Task brief » Read the lines that follow and pick out every one containing the word "name".

Given records »
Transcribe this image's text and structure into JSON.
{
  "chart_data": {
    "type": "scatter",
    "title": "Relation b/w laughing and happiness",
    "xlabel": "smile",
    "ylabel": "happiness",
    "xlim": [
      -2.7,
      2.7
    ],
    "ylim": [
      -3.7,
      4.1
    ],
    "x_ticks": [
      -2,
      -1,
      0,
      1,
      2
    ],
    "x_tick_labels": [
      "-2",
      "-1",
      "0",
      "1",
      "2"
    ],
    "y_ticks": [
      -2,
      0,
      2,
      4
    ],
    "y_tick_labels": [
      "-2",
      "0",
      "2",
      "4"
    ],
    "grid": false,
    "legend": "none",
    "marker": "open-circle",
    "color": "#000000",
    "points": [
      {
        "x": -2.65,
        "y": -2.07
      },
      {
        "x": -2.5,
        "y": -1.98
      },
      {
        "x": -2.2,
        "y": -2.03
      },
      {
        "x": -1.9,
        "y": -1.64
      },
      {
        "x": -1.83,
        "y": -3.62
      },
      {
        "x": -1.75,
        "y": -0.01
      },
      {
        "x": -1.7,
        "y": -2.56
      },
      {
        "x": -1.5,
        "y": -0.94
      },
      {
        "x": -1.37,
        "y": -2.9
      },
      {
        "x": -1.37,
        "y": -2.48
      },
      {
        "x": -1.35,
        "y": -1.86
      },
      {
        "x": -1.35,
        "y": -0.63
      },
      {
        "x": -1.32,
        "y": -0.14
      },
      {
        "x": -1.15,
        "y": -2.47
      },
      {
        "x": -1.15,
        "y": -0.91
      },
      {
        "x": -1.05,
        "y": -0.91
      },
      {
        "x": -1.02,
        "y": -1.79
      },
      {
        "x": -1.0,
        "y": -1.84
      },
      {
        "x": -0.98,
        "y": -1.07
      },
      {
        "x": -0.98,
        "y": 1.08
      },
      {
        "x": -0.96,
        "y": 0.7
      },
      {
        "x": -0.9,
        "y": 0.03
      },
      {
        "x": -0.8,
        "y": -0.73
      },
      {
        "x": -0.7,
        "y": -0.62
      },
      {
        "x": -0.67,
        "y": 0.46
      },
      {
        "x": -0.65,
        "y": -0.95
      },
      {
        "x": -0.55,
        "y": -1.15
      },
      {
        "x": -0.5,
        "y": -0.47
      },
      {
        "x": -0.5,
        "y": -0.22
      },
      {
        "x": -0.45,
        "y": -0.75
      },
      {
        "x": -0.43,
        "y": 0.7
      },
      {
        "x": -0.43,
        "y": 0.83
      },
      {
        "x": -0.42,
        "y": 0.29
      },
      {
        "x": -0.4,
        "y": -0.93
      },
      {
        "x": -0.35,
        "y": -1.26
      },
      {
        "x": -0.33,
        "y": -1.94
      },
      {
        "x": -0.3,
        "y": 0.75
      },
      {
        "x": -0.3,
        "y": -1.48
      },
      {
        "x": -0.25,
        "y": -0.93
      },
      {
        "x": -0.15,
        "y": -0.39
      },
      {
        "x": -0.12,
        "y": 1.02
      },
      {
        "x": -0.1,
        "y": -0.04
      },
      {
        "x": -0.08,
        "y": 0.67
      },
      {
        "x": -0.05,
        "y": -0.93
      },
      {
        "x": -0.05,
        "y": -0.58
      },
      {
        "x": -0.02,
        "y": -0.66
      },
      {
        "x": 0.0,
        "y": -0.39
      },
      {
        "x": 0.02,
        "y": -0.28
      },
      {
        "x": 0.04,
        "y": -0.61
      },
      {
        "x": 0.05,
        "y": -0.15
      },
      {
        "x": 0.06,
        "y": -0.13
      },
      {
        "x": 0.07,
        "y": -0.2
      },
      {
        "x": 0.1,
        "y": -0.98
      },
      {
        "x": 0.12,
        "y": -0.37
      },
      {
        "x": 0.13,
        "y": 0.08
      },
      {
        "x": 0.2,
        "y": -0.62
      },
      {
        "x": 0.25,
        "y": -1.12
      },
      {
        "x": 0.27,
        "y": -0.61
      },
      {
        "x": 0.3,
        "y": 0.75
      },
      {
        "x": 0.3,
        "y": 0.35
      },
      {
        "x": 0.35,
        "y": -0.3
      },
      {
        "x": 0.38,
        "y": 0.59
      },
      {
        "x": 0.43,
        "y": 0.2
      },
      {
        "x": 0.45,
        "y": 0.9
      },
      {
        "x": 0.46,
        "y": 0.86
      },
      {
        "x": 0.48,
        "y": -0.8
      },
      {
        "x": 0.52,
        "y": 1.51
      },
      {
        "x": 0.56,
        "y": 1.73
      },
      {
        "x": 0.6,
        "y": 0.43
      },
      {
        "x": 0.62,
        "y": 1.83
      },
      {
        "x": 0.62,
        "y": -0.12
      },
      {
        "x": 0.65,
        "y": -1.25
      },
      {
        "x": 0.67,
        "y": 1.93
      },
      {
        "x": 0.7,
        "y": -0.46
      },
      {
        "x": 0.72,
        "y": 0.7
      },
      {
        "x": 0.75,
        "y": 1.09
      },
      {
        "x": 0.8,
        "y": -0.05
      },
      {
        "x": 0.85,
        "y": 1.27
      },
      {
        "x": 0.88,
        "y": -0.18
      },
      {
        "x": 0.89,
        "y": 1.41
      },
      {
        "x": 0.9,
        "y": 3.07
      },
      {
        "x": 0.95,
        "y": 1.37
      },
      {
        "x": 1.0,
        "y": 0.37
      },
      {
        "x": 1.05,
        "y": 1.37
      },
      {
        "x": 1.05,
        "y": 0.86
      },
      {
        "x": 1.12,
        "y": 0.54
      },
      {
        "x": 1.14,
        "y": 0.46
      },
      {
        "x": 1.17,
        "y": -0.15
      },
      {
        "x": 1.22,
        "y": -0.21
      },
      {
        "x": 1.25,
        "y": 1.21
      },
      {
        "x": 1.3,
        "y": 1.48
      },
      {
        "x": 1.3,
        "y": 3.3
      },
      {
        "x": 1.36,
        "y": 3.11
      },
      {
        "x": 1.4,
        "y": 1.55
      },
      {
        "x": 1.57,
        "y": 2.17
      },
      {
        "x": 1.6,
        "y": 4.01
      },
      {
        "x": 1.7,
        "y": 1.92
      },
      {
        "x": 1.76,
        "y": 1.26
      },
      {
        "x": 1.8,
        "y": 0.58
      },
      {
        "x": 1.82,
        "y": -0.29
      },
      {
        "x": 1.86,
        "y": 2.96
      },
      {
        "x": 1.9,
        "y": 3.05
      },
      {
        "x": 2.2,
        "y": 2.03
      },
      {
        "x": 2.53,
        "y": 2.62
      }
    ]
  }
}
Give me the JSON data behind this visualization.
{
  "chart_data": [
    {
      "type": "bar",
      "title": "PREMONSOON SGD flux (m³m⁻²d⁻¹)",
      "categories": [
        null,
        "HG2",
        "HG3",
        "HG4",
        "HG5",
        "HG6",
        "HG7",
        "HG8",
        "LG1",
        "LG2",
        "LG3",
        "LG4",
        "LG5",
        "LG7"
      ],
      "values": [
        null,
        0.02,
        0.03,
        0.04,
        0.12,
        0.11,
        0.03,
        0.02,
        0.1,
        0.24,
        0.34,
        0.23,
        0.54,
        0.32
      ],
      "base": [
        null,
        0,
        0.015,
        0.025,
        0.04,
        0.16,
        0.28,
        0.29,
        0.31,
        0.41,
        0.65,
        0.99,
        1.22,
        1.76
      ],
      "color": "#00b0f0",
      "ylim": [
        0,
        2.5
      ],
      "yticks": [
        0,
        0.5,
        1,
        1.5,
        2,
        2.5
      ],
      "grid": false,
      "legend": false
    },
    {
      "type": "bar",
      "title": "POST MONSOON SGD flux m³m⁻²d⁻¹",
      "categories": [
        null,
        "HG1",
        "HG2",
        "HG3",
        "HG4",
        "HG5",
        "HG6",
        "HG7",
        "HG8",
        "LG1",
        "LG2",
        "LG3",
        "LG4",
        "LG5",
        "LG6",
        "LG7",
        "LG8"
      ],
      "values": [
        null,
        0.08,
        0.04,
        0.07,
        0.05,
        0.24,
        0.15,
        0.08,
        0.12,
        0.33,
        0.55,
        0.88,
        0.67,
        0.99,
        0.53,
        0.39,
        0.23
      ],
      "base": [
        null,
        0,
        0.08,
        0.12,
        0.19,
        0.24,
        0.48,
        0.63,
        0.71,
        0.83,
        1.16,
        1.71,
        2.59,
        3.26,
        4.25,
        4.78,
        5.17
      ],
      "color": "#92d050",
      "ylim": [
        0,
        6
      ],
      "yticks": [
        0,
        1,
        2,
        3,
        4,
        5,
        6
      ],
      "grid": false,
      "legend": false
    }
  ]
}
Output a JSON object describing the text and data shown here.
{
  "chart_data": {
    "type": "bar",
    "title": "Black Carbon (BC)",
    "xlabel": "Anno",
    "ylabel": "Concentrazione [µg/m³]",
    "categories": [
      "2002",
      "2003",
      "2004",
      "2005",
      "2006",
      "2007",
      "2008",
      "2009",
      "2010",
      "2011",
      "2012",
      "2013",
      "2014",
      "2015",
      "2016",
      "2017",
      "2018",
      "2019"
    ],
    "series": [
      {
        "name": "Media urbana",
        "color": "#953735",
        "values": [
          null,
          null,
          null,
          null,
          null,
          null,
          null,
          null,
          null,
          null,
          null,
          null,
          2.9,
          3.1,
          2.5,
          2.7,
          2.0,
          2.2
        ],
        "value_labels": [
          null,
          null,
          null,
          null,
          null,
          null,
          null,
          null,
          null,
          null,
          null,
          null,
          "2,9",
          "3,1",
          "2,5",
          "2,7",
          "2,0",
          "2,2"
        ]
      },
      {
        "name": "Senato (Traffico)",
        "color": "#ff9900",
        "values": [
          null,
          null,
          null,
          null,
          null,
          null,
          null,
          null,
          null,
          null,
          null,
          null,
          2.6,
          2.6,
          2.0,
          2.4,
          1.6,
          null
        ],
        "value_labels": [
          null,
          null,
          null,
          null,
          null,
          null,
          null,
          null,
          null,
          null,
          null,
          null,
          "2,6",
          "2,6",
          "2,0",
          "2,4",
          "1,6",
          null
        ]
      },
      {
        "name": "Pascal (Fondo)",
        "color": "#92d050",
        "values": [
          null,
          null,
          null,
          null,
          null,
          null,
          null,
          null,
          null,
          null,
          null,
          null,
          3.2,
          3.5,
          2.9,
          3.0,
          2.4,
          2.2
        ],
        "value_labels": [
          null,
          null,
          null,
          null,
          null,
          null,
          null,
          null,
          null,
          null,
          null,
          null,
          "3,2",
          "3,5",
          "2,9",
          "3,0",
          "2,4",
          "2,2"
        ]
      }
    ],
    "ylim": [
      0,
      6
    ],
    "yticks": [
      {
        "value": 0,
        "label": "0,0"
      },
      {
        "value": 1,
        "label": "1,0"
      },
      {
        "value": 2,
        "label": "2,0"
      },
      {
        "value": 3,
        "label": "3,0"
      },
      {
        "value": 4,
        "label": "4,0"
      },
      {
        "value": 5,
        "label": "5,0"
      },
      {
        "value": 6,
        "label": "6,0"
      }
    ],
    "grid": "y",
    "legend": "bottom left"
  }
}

Exercise result »
        "name": "Media urbana",
        "name": "Senato (Traffico)",
        "name": "Pascal (Fondo)",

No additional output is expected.